→ Stated exercise: Each entry below should be returned exactly as is, with the pictures removed.

→ Records about charts and figures:
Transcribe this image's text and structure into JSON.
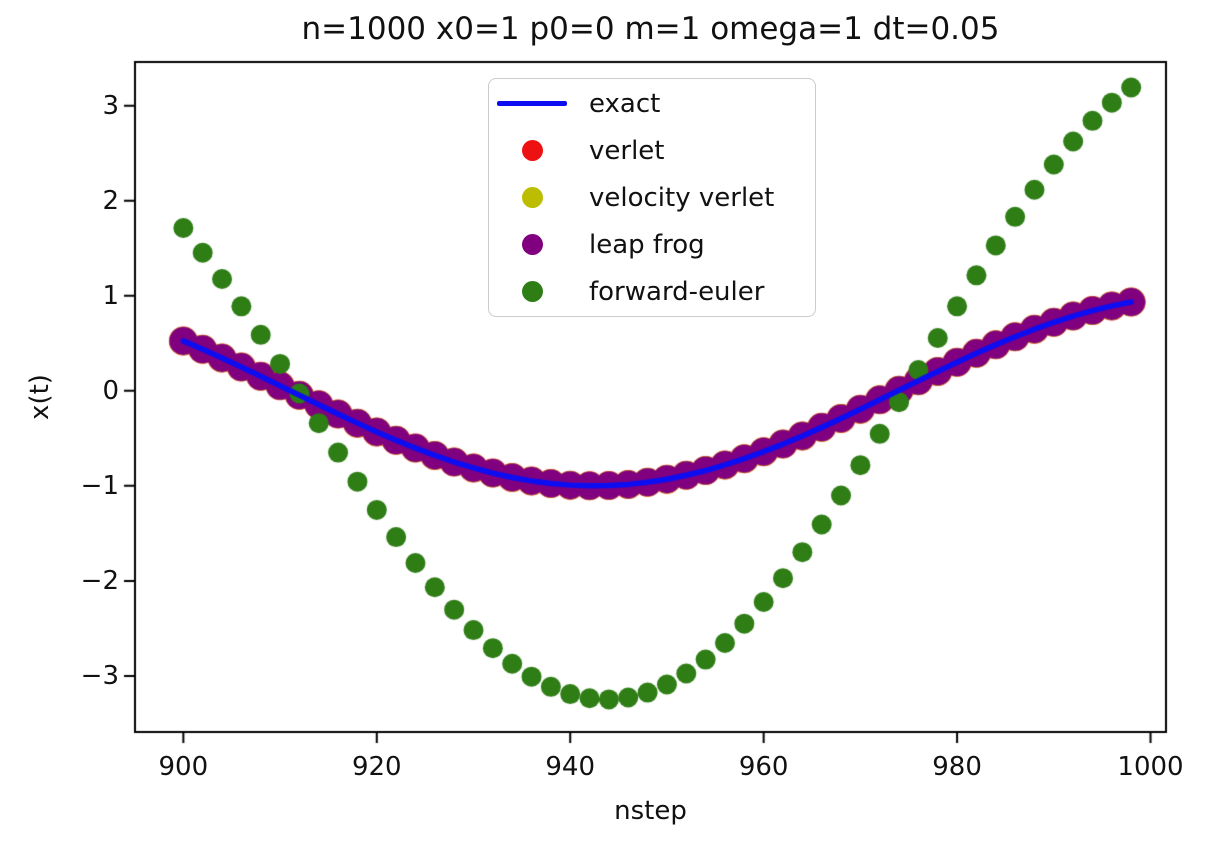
{
  "figure": {
    "title": "n=1000 x0=1 p0=0 m=1 omega=1 dt=0.05",
    "background_color": "#ffffff"
  },
  "chart_data": {
    "type": "line+scatter",
    "title": "n=1000 x0=1 p0=0 m=1 omega=1 dt=0.05",
    "xlabel": "nstep",
    "ylabel": "x(t)",
    "xlim": [
      895.0,
      1001.6
    ],
    "ylim": [
      -3.59,
      3.46
    ],
    "x_ticks": [
      900,
      920,
      940,
      960,
      980,
      1000
    ],
    "y_ticks": [
      -3,
      -2,
      -1,
      0,
      1,
      2,
      3
    ],
    "grid": false,
    "legend": {
      "position": "upper center",
      "entries": [
        "exact",
        "verlet",
        "velocity verlet",
        "leap frog",
        "forward-euler"
      ]
    },
    "x": [
      900,
      902,
      904,
      906,
      908,
      910,
      912,
      914,
      916,
      918,
      920,
      922,
      924,
      926,
      928,
      930,
      932,
      934,
      936,
      938,
      940,
      942,
      944,
      946,
      948,
      950,
      952,
      954,
      956,
      958,
      960,
      962,
      964,
      966,
      968,
      970,
      972,
      974,
      976,
      978,
      980,
      982,
      984,
      986,
      988,
      990,
      992,
      994,
      996,
      998
    ],
    "series": [
      {
        "name": "exact",
        "style": "line",
        "color": "#0d0df2",
        "line_width": 5.5,
        "values": [
          0.5253,
          0.4377,
          0.3458,
          0.2504,
          0.1525,
          0.0531,
          -0.0469,
          -0.1464,
          -0.2444,
          -0.34,
          -0.4322,
          -0.52,
          -0.6027,
          -0.6794,
          -0.7492,
          -0.8116,
          -0.8659,
          -0.9115,
          -0.948,
          -0.975,
          -0.9923,
          -0.9997,
          -0.9971,
          -0.9845,
          -0.9621,
          -0.9301,
          -0.8888,
          -0.8386,
          -0.78,
          -0.7136,
          -0.6401,
          -0.5603,
          -0.4748,
          -0.3845,
          -0.2904,
          -0.1935,
          -0.0945,
          0.0053,
          0.1051,
          0.2039,
          0.3006,
          0.3943,
          0.4841,
          0.569,
          0.6483,
          0.721,
          0.7866,
          0.8443,
          0.8936,
          0.9339
        ]
      },
      {
        "name": "verlet",
        "style": "scatter",
        "color": "#ee1111",
        "marker_radius": 14.5,
        "values": [
          0.5253,
          0.4377,
          0.3458,
          0.2504,
          0.1525,
          0.0531,
          -0.0469,
          -0.1464,
          -0.2444,
          -0.34,
          -0.4322,
          -0.52,
          -0.6027,
          -0.6794,
          -0.7492,
          -0.8116,
          -0.8659,
          -0.9115,
          -0.948,
          -0.975,
          -0.9923,
          -0.9997,
          -0.9971,
          -0.9845,
          -0.9621,
          -0.9301,
          -0.8888,
          -0.8386,
          -0.78,
          -0.7136,
          -0.6401,
          -0.5603,
          -0.4748,
          -0.3845,
          -0.2904,
          -0.1935,
          -0.0945,
          0.0053,
          0.1051,
          0.2039,
          0.3006,
          0.3943,
          0.4841,
          0.569,
          0.6483,
          0.721,
          0.7866,
          0.8443,
          0.8936,
          0.9339
        ]
      },
      {
        "name": "velocity verlet",
        "style": "scatter",
        "color": "#bcbd00",
        "marker_radius": 14.2,
        "values": [
          0.5253,
          0.4377,
          0.3458,
          0.2504,
          0.1525,
          0.0531,
          -0.0469,
          -0.1464,
          -0.2444,
          -0.34,
          -0.4322,
          -0.52,
          -0.6027,
          -0.6794,
          -0.7492,
          -0.8116,
          -0.8659,
          -0.9115,
          -0.948,
          -0.975,
          -0.9923,
          -0.9997,
          -0.9971,
          -0.9845,
          -0.9621,
          -0.9301,
          -0.8888,
          -0.8386,
          -0.78,
          -0.7136,
          -0.6401,
          -0.5603,
          -0.4748,
          -0.3845,
          -0.2904,
          -0.1935,
          -0.0945,
          0.0053,
          0.1051,
          0.2039,
          0.3006,
          0.3943,
          0.4841,
          0.569,
          0.6483,
          0.721,
          0.7866,
          0.8443,
          0.8936,
          0.9339
        ]
      },
      {
        "name": "leap frog",
        "style": "scatter",
        "color": "#800080",
        "marker_radius": 14,
        "values": [
          0.5253,
          0.4377,
          0.3458,
          0.2504,
          0.1525,
          0.0531,
          -0.0469,
          -0.1464,
          -0.2444,
          -0.34,
          -0.4322,
          -0.52,
          -0.6027,
          -0.6794,
          -0.7492,
          -0.8116,
          -0.8659,
          -0.9115,
          -0.948,
          -0.975,
          -0.9923,
          -0.9997,
          -0.9971,
          -0.9845,
          -0.9621,
          -0.9301,
          -0.8888,
          -0.8386,
          -0.78,
          -0.7136,
          -0.6401,
          -0.5603,
          -0.4748,
          -0.3845,
          -0.2904,
          -0.1935,
          -0.0945,
          0.0053,
          0.1051,
          0.2039,
          0.3006,
          0.3943,
          0.4841,
          0.569,
          0.6483,
          0.721,
          0.7866,
          0.8443,
          0.8936,
          0.9339
        ]
      },
      {
        "name": "forward-euler",
        "style": "scatter",
        "color": "#2e7d15",
        "marker_radius": 10,
        "values": [
          1.713,
          1.453,
          1.177,
          0.889,
          0.589,
          0.283,
          -0.028,
          -0.34,
          -0.65,
          -0.956,
          -1.253,
          -1.539,
          -1.812,
          -2.067,
          -2.303,
          -2.518,
          -2.708,
          -2.872,
          -3.008,
          -3.115,
          -3.191,
          -3.235,
          -3.247,
          -3.227,
          -3.175,
          -3.09,
          -2.974,
          -2.828,
          -2.653,
          -2.45,
          -2.222,
          -1.971,
          -1.698,
          -1.407,
          -1.101,
          -0.782,
          -0.453,
          -0.119,
          0.219,
          0.556,
          0.889,
          1.215,
          1.53,
          1.831,
          2.116,
          2.381,
          2.624,
          2.841,
          3.032,
          3.192
        ]
      }
    ],
    "draw_order": [
      "verlet",
      "velocity verlet",
      "leap frog",
      "forward-euler",
      "exact"
    ]
  }
}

→ Solution for this exercise:
Transcribe this image's text and structure into JSON.
{
  "figure": {
    "title": "n=1000 x0=1 p0=0 m=1 omega=1 dt=0.05",
    "background_color": "#ffffff"
  },
  "chart_data": {
    "type": "line+scatter",
    "title": "n=1000 x0=1 p0=0 m=1 omega=1 dt=0.05",
    "xlabel": "nstep",
    "ylabel": "x(t)",
    "xlim": [
      895.0,
      1001.6
    ],
    "ylim": [
      -3.59,
      3.46
    ],
    "x_ticks": [
      900,
      920,
      940,
      960,
      980,
      1000
    ],
    "y_ticks": [
      -3,
      -2,
      -1,
      0,
      1,
      2,
      3
    ],
    "grid": false,
    "legend": {
      "position": "upper center",
      "entries": [
        "exact",
        "verlet",
        "velocity verlet",
        "leap frog",
        "forward-euler"
      ]
    },
    "x": [
      900,
      902,
      904,
      906,
      908,
      910,
      912,
      914,
      916,
      918,
      920,
      922,
      924,
      926,
      928,
      930,
      932,
      934,
      936,
      938,
      940,
      942,
      944,
      946,
      948,
      950,
      952,
      954,
      956,
      958,
      960,
      962,
      964,
      966,
      968,
      970,
      972,
      974,
      976,
      978,
      980,
      982,
      984,
      986,
      988,
      990,
      992,
      994,
      996,
      998
    ],
    "series": [
      {
        "name": "exact",
        "style": "line",
        "color": "#0d0df2",
        "line_width": 5.5,
        "values": [
          0.5253,
          0.4377,
          0.3458,
          0.2504,
          0.1525,
          0.0531,
          -0.0469,
          -0.1464,
          -0.2444,
          -0.34,
          -0.4322,
          -0.52,
          -0.6027,
          -0.6794,
          -0.7492,
          -0.8116,
          -0.8659,
          -0.9115,
          -0.948,
          -0.975,
          -0.9923,
          -0.9997,
          -0.9971,
          -0.9845,
          -0.9621,
          -0.9301,
          -0.8888,
          -0.8386,
          -0.78,
          -0.7136,
          -0.6401,
          -0.5603,
          -0.4748,
          -0.3845,
          -0.2904,
          -0.1935,
          -0.0945,
          0.0053,
          0.1051,
          0.2039,
          0.3006,
          0.3943,
          0.4841,
          0.569,
          0.6483,
          0.721,
          0.7866,
          0.8443,
          0.8936,
          0.9339
        ]
      },
      {
        "name": "verlet",
        "style": "scatter",
        "color": "#ee1111",
        "marker_radius": 14.5,
        "values": [
          0.5253,
          0.4377,
          0.3458,
          0.2504,
          0.1525,
          0.0531,
          -0.0469,
          -0.1464,
          -0.2444,
          -0.34,
          -0.4322,
          -0.52,
          -0.6027,
          -0.6794,
          -0.7492,
          -0.8116,
          -0.8659,
          -0.9115,
          -0.948,
          -0.975,
          -0.9923,
          -0.9997,
          -0.9971,
          -0.9845,
          -0.9621,
          -0.9301,
          -0.8888,
          -0.8386,
          -0.78,
          -0.7136,
          -0.6401,
          -0.5603,
          -0.4748,
          -0.3845,
          -0.2904,
          -0.1935,
          -0.0945,
          0.0053,
          0.1051,
          0.2039,
          0.3006,
          0.3943,
          0.4841,
          0.569,
          0.6483,
          0.721,
          0.7866,
          0.8443,
          0.8936,
          0.9339
        ]
      },
      {
        "name": "velocity verlet",
        "style": "scatter",
        "color": "#bcbd00",
        "marker_radius": 14.2,
        "values": [
          0.5253,
          0.4377,
          0.3458,
          0.2504,
          0.1525,
          0.0531,
          -0.0469,
          -0.1464,
          -0.2444,
          -0.34,
          -0.4322,
          -0.52,
          -0.6027,
          -0.6794,
          -0.7492,
          -0.8116,
          -0.8659,
          -0.9115,
          -0.948,
          -0.975,
          -0.9923,
          -0.9997,
          -0.9971,
          -0.9845,
          -0.9621,
          -0.9301,
          -0.8888,
          -0.8386,
          -0.78,
          -0.7136,
          -0.6401,
          -0.5603,
          -0.4748,
          -0.3845,
          -0.2904,
          -0.1935,
          -0.0945,
          0.0053,
          0.1051,
          0.2039,
          0.3006,
          0.3943,
          0.4841,
          0.569,
          0.6483,
          0.721,
          0.7866,
          0.8443,
          0.8936,
          0.9339
        ]
      },
      {
        "name": "leap frog",
        "style": "scatter",
        "color": "#800080",
        "marker_radius": 14,
        "values": [
          0.5253,
          0.4377,
          0.3458,
          0.2504,
          0.1525,
          0.0531,
          -0.0469,
          -0.1464,
          -0.2444,
          -0.34,
          -0.4322,
          -0.52,
          -0.6027,
          -0.6794,
          -0.7492,
          -0.8116,
          -0.8659,
          -0.9115,
          -0.948,
          -0.975,
          -0.9923,
          -0.9997,
          -0.9971,
          -0.9845,
          -0.9621,
          -0.9301,
          -0.8888,
          -0.8386,
          -0.78,
          -0.7136,
          -0.6401,
          -0.5603,
          -0.4748,
          -0.3845,
          -0.2904,
          -0.1935,
          -0.0945,
          0.0053,
          0.1051,
          0.2039,
          0.3006,
          0.3943,
          0.4841,
          0.569,
          0.6483,
          0.721,
          0.7866,
          0.8443,
          0.8936,
          0.9339
        ]
      },
      {
        "name": "forward-euler",
        "style": "scatter",
        "color": "#2e7d15",
        "marker_radius": 10,
        "values": [
          1.713,
          1.453,
          1.177,
          0.889,
          0.589,
          0.283,
          -0.028,
          -0.34,
          -0.65,
          -0.956,
          -1.253,
          -1.539,
          -1.812,
          -2.067,
          -2.303,
          -2.518,
          -2.708,
          -2.872,
          -3.008,
          -3.115,
          -3.191,
          -3.235,
          -3.247,
          -3.227,
          -3.175,
          -3.09,
          -2.974,
          -2.828,
          -2.653,
          -2.45,
          -2.222,
          -1.971,
          -1.698,
          -1.407,
          -1.101,
          -0.782,
          -0.453,
          -0.119,
          0.219,
          0.556,
          0.889,
          1.215,
          1.53,
          1.831,
          2.116,
          2.381,
          2.624,
          2.841,
          3.032,
          3.192
        ]
      }
    ],
    "draw_order": [
      "verlet",
      "velocity verlet",
      "leap frog",
      "forward-euler",
      "exact"
    ]
  }
}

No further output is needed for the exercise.